Brief: All of the records below must be output exactly, with no pictures carried over.

....

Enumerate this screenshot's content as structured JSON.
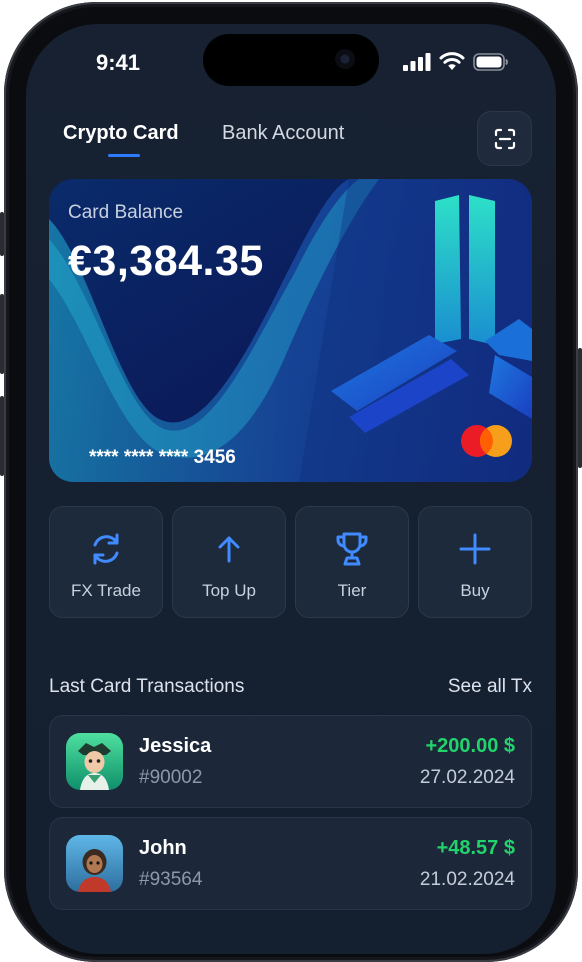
{
  "status": {
    "time": "9:41"
  },
  "tabs": {
    "active": "Crypto Card",
    "inactive": "Bank Account"
  },
  "card": {
    "label": "Card Balance",
    "balance": "€3,384.35",
    "number": "**** **** **** 3456",
    "network_icon": "mastercard-logo"
  },
  "actions": [
    {
      "label": "FX Trade",
      "icon": "refresh-icon"
    },
    {
      "label": "Top Up",
      "icon": "arrow-up-icon"
    },
    {
      "label": "Tier",
      "icon": "trophy-icon"
    },
    {
      "label": "Buy",
      "icon": "plus-icon"
    }
  ],
  "transactions_section": {
    "title": "Last Card Transactions",
    "see_all": "See all Tx"
  },
  "transactions": [
    {
      "name": "Jessica",
      "id": "#90002",
      "amount": "+200.00 $",
      "date": "27.02.2024"
    },
    {
      "name": "John",
      "id": "#93564",
      "amount": "+48.57 $",
      "date": "21.02.2024"
    }
  ],
  "colors": {
    "accent": "#2f7bff",
    "positive": "#22d36b",
    "screen_bg": "#172131",
    "surface": "#1d2a3b"
  }
}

....

Answer to this problem:
Enumerate this screenshot's content as structured JSON.
{
  "status": {
    "time": "9:41"
  },
  "tabs": {
    "active": "Crypto Card",
    "inactive": "Bank Account"
  },
  "card": {
    "label": "Card Balance",
    "balance": "€3,384.35",
    "number": "**** **** **** 3456",
    "network_icon": "mastercard-logo"
  },
  "actions": [
    {
      "label": "FX Trade",
      "icon": "refresh-icon"
    },
    {
      "label": "Top Up",
      "icon": "arrow-up-icon"
    },
    {
      "label": "Tier",
      "icon": "trophy-icon"
    },
    {
      "label": "Buy",
      "icon": "plus-icon"
    }
  ],
  "transactions_section": {
    "title": "Last Card Transactions",
    "see_all": "See all Tx"
  },
  "transactions": [
    {
      "name": "Jessica",
      "id": "#90002",
      "amount": "+200.00 $",
      "date": "27.02.2024"
    },
    {
      "name": "John",
      "id": "#93564",
      "amount": "+48.57 $",
      "date": "21.02.2024"
    }
  ],
  "colors": {
    "accent": "#2f7bff",
    "positive": "#22d36b",
    "screen_bg": "#172131",
    "surface": "#1d2a3b"
  }
}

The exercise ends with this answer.